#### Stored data
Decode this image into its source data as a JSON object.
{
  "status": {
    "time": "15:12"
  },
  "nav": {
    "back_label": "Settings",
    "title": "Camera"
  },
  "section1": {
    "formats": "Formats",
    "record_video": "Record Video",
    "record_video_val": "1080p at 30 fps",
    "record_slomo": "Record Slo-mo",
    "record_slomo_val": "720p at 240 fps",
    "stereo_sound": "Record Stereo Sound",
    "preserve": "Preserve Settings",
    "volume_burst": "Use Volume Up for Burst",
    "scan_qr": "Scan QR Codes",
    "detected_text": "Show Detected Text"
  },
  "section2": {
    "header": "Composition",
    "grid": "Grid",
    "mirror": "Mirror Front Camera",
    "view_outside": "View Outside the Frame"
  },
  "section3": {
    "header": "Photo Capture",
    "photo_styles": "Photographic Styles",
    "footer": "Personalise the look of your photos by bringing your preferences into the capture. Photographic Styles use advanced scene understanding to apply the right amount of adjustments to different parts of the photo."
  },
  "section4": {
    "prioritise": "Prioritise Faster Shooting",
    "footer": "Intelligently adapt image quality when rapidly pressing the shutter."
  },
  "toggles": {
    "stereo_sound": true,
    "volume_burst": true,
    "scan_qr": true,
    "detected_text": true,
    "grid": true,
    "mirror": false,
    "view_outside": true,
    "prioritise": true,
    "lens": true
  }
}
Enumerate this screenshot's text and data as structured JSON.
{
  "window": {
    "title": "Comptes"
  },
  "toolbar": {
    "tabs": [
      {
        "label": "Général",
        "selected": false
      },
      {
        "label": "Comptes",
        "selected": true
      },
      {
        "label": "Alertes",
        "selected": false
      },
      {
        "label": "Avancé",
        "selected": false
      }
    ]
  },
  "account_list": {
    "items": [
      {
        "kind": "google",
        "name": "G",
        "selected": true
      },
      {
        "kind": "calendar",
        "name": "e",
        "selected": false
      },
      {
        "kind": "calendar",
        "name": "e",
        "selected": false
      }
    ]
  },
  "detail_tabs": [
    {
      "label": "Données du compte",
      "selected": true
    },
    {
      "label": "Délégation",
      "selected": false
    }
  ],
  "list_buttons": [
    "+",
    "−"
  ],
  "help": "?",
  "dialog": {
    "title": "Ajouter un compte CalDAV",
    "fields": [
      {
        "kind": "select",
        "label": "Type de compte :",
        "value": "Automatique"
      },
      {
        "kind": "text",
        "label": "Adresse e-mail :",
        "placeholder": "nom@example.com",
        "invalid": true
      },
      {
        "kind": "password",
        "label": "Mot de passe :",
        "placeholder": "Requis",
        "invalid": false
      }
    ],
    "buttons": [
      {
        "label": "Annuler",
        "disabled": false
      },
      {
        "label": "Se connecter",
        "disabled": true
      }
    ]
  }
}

#### EXERCISE AIM
The records above are to be repeated exactly, in their entirety.

#### ANSWER TO THE PROBLEM
Decode this image into its source data as a JSON object.
{
  "status": {
    "time": "15:12"
  },
  "nav": {
    "back_label": "Settings",
    "title": "Camera"
  },
  "section1": {
    "formats": "Formats",
    "record_video": "Record Video",
    "record_video_val": "1080p at 30 fps",
    "record_slomo": "Record Slo-mo",
    "record_slomo_val": "720p at 240 fps",
    "stereo_sound": "Record Stereo Sound",
    "preserve": "Preserve Settings",
    "volume_burst": "Use Volume Up for Burst",
    "scan_qr": "Scan QR Codes",
    "detected_text": "Show Detected Text"
  },
  "section2": {
    "header": "Composition",
    "grid": "Grid",
    "mirror": "Mirror Front Camera",
    "view_outside": "View Outside the Frame"
  },
  "section3": {
    "header": "Photo Capture",
    "photo_styles": "Photographic Styles",
    "footer": "Personalise the look of your photos by bringing your preferences into the capture. Photographic Styles use advanced scene understanding to apply the right amount of adjustments to different parts of the photo."
  },
  "section4": {
    "prioritise": "Prioritise Faster Shooting",
    "footer": "Intelligently adapt image quality when rapidly pressing the shutter."
  },
  "toggles": {
    "stereo_sound": true,
    "volume_burst": true,
    "scan_qr": true,
    "detected_text": true,
    "grid": true,
    "mirror": false,
    "view_outside": true,
    "prioritise": true,
    "lens": true
  }
}
Enumerate this screenshot's text and data as structured JSON.
{
  "window": {
    "title": "Comptes"
  },
  "toolbar": {
    "tabs": [
      {
        "label": "Général",
        "selected": false
      },
      {
        "label": "Comptes",
        "selected": true
      },
      {
        "label": "Alertes",
        "selected": false
      },
      {
        "label": "Avancé",
        "selected": false
      }
    ]
  },
  "account_list": {
    "items": [
      {
        "kind": "google",
        "name": "G",
        "selected": true
      },
      {
        "kind": "calendar",
        "name": "e",
        "selected": false
      },
      {
        "kind": "calendar",
        "name": "e",
        "selected": false
      }
    ]
  },
  "detail_tabs": [
    {
      "label": "Données du compte",
      "selected": true
    },
    {
      "label": "Délégation",
      "selected": false
    }
  ],
  "list_buttons": [
    "+",
    "−"
  ],
  "help": "?",
  "dialog": {
    "title": "Ajouter un compte CalDAV",
    "fields": [
      {
        "kind": "select",
        "label": "Type de compte :",
        "value": "Automatique"
      },
      {
        "kind": "text",
        "label": "Adresse e-mail :",
        "placeholder": "nom@example.com",
        "invalid": true
      },
      {
        "kind": "password",
        "label": "Mot de passe :",
        "placeholder": "Requis",
        "invalid": false
      }
    ],
    "buttons": [
      {
        "label": "Annuler",
        "disabled": false
      },
      {
        "label": "Se connecter",
        "disabled": true
      }
    ]
  }
}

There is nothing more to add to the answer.